>> START

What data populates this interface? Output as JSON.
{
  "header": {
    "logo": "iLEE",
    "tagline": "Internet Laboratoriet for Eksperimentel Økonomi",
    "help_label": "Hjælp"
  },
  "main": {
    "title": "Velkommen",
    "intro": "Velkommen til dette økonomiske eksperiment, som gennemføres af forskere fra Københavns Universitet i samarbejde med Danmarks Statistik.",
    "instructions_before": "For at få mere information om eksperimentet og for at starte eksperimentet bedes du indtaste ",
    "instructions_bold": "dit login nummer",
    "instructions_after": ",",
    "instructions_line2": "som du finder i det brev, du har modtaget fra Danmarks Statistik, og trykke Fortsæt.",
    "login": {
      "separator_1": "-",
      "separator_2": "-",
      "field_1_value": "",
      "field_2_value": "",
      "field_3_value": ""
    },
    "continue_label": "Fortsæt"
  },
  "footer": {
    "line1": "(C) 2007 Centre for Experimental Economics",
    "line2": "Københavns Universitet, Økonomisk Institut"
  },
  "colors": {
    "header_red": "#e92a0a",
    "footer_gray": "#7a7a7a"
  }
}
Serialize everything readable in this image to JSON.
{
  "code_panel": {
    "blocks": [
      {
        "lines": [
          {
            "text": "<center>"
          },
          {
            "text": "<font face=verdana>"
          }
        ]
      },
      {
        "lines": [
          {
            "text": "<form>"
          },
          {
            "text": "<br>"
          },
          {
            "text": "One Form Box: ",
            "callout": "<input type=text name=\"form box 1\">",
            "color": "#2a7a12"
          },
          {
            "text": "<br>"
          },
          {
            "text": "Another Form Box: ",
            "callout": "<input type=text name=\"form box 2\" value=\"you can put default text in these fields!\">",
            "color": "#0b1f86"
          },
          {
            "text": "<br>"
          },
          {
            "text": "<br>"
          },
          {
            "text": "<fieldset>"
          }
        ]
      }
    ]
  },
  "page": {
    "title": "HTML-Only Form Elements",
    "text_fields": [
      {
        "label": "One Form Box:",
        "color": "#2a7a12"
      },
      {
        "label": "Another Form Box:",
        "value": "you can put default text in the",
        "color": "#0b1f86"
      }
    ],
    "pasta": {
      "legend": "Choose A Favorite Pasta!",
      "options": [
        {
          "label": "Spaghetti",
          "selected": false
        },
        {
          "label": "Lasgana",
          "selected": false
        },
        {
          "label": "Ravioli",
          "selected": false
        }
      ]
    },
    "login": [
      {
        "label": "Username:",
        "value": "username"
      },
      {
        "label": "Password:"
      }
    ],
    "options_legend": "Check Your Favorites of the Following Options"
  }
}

>> END

**Task instructions:** From the line containing "Serialize everything readable" through the closing line of the material above, return every line exactly and omit all others.

**Answer below:**
Serialize everything readable in this image to JSON.
{
  "code_panel": {
    "blocks": [
      {
        "lines": [
          {
            "text": "<center>"
          },
          {
            "text": "<font face=verdana>"
          }
        ]
      },
      {
        "lines": [
          {
            "text": "<form>"
          },
          {
            "text": "<br>"
          },
          {
            "text": "One Form Box: ",
            "callout": "<input type=text name=\"form box 1\">",
            "color": "#2a7a12"
          },
          {
            "text": "<br>"
          },
          {
            "text": "Another Form Box: ",
            "callout": "<input type=text name=\"form box 2\" value=\"you can put default text in these fields!\">",
            "color": "#0b1f86"
          },
          {
            "text": "<br>"
          },
          {
            "text": "<br>"
          },
          {
            "text": "<fieldset>"
          }
        ]
      }
    ]
  },
  "page": {
    "title": "HTML-Only Form Elements",
    "text_fields": [
      {
        "label": "One Form Box:",
        "color": "#2a7a12"
      },
      {
        "label": "Another Form Box:",
        "value": "you can put default text in the",
        "color": "#0b1f86"
      }
    ],
    "pasta": {
      "legend": "Choose A Favorite Pasta!",
      "options": [
        {
          "label": "Spaghetti",
          "selected": false
        },
        {
          "label": "Lasgana",
          "selected": false
        },
        {
          "label": "Ravioli",
          "selected": false
        }
      ]
    },
    "login": [
      {
        "label": "Username:",
        "value": "username"
      },
      {
        "label": "Password:"
      }
    ],
    "options_legend": "Check Your Favorites of the Following Options"
  }
}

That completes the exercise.